■ STATED PROBLEM ■
Wherever "document" appears in a line, copy that line.

(Data items)
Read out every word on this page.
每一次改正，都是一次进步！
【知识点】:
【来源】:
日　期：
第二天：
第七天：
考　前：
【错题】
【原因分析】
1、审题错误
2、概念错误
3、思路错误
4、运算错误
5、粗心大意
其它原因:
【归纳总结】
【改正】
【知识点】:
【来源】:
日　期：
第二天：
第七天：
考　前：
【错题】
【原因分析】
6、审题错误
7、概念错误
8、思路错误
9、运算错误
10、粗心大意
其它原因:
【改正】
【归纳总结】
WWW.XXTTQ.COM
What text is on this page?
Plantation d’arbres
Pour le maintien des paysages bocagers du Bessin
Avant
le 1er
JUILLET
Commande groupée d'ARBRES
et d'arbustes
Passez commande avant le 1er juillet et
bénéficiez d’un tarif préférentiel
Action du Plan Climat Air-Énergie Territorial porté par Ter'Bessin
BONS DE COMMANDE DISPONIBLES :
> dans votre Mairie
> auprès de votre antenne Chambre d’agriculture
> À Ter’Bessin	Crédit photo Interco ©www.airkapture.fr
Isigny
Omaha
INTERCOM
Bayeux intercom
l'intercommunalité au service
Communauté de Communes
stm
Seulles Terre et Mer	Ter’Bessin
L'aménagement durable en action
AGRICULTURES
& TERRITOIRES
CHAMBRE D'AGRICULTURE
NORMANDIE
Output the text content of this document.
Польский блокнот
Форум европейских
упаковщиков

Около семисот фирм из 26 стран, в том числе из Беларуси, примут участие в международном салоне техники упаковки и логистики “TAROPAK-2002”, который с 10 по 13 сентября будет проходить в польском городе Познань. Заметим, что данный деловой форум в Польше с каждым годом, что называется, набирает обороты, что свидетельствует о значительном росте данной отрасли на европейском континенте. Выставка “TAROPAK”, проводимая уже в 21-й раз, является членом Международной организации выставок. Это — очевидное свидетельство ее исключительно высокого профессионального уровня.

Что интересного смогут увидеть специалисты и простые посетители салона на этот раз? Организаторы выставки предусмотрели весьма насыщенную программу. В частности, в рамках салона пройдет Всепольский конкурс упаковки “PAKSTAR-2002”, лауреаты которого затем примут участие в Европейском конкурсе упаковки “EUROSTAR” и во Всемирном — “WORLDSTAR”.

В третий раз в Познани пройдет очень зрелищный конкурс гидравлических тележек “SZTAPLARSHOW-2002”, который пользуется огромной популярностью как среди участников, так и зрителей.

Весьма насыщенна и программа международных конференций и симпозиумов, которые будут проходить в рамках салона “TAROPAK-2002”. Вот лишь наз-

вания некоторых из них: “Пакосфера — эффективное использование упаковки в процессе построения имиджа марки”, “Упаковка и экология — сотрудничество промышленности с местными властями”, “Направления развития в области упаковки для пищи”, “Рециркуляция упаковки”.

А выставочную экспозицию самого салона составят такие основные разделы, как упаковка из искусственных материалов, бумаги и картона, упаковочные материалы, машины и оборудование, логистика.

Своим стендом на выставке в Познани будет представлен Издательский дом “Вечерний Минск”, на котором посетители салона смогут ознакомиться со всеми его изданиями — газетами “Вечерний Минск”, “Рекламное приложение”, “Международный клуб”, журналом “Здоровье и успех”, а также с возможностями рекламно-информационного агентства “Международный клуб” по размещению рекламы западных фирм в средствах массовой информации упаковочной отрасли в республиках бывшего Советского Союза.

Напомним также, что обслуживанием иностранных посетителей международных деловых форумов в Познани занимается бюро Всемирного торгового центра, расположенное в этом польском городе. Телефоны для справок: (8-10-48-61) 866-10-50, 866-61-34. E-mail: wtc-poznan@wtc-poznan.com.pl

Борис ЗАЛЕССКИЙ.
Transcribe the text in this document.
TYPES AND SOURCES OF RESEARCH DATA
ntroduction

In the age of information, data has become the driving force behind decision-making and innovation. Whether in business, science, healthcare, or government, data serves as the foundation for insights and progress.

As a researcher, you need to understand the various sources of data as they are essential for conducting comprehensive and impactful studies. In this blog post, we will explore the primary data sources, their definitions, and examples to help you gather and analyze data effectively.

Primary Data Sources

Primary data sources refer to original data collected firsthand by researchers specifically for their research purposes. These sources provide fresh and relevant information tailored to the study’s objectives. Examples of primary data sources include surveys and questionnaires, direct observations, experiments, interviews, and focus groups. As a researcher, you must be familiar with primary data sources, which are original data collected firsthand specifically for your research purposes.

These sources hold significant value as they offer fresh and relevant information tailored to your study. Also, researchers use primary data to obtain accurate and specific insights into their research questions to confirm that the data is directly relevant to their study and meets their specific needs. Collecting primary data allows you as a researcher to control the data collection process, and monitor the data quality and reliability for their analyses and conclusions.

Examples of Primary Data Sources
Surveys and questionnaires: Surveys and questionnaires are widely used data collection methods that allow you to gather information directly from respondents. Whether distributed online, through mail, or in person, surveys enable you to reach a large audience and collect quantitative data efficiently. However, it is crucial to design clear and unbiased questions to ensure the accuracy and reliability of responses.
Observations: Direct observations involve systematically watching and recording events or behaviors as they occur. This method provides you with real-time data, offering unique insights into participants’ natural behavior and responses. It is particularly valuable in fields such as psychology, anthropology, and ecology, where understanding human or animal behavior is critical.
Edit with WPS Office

■ SOLUTION FOR THIS TASK ■
Output the text content of this document.
Transcribe the text in this document.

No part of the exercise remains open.